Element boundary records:

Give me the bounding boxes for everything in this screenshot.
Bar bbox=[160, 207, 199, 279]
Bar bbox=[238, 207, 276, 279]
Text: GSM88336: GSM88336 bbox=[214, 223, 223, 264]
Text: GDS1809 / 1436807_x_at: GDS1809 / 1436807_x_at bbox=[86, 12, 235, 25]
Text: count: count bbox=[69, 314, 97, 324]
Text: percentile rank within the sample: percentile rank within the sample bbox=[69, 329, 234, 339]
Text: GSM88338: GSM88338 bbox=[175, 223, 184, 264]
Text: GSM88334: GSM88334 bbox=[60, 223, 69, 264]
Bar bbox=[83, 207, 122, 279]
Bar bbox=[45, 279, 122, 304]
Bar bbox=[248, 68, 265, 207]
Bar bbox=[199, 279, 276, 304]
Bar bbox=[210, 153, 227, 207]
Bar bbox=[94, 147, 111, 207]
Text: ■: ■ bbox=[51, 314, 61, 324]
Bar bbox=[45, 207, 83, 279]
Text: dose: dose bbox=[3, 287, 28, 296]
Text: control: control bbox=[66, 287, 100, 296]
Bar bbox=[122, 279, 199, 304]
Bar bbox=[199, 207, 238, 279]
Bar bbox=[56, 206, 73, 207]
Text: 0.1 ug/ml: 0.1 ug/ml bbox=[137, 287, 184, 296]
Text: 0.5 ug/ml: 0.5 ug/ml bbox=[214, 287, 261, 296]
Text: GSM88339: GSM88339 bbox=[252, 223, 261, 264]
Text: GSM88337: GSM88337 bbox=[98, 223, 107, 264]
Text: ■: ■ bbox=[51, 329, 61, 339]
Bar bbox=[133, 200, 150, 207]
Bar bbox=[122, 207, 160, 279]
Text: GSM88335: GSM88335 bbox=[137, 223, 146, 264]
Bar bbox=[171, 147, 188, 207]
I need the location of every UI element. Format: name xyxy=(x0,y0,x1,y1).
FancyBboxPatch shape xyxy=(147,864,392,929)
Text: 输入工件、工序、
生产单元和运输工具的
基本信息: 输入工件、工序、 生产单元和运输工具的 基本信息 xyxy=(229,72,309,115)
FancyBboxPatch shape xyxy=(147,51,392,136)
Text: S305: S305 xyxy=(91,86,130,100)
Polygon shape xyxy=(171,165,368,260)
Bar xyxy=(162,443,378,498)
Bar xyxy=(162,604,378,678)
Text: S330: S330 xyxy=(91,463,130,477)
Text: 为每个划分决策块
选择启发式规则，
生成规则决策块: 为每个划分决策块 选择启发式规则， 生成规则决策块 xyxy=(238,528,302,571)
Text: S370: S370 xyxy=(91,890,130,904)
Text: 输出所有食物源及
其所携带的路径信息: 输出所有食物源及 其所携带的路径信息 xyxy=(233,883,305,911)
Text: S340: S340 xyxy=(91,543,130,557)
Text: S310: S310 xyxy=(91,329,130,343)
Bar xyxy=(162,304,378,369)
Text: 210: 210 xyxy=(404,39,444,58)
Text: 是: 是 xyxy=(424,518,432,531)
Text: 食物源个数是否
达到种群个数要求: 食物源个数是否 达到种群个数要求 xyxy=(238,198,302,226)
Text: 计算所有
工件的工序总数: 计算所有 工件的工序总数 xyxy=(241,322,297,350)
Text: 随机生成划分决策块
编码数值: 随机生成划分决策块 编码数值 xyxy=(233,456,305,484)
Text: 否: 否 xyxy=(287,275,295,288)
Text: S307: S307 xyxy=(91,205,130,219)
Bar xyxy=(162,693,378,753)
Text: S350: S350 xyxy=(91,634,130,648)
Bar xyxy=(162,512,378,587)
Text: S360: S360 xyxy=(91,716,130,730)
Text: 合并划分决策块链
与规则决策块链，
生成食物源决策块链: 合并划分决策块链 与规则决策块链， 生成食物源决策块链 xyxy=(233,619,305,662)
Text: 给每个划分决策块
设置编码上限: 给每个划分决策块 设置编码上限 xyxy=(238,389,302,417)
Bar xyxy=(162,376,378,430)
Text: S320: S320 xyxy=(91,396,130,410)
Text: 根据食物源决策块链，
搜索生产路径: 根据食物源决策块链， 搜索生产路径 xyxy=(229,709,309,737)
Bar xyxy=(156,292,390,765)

§ Work to be completed: Rewrite everything from the start of the material down to the line containing "I need the location", switching "control" to "baseline" and leaving all else unchanged.

§ Worked solution:
Give me the bounding boxes for everything in this screenshot.
Bar bbox=[160, 207, 199, 279]
Bar bbox=[238, 207, 276, 279]
Text: GSM88336: GSM88336 bbox=[214, 223, 223, 264]
Text: GDS1809 / 1436807_x_at: GDS1809 / 1436807_x_at bbox=[86, 12, 235, 25]
Text: count: count bbox=[69, 314, 97, 324]
Text: percentile rank within the sample: percentile rank within the sample bbox=[69, 329, 234, 339]
Text: GSM88338: GSM88338 bbox=[175, 223, 184, 264]
Text: GSM88334: GSM88334 bbox=[60, 223, 69, 264]
Bar bbox=[83, 207, 122, 279]
Bar bbox=[45, 279, 122, 304]
Bar bbox=[248, 68, 265, 207]
Bar bbox=[199, 279, 276, 304]
Bar bbox=[210, 153, 227, 207]
Bar bbox=[94, 147, 111, 207]
Text: ■: ■ bbox=[51, 314, 61, 324]
Bar bbox=[45, 207, 83, 279]
Text: dose: dose bbox=[3, 287, 28, 296]
Text: baseline: baseline bbox=[66, 287, 100, 296]
Bar bbox=[122, 279, 199, 304]
Bar bbox=[199, 207, 238, 279]
Bar bbox=[56, 206, 73, 207]
Text: 0.1 ug/ml: 0.1 ug/ml bbox=[137, 287, 184, 296]
Text: 0.5 ug/ml: 0.5 ug/ml bbox=[214, 287, 261, 296]
Text: GSM88339: GSM88339 bbox=[252, 223, 261, 264]
Text: GSM88337: GSM88337 bbox=[98, 223, 107, 264]
Text: ■: ■ bbox=[51, 329, 61, 339]
Bar bbox=[133, 200, 150, 207]
Bar bbox=[122, 207, 160, 279]
Text: GSM88335: GSM88335 bbox=[137, 223, 146, 264]
Bar bbox=[171, 147, 188, 207]
I need the location of every UI element. Format: name xyxy=(x0,y0,x1,y1).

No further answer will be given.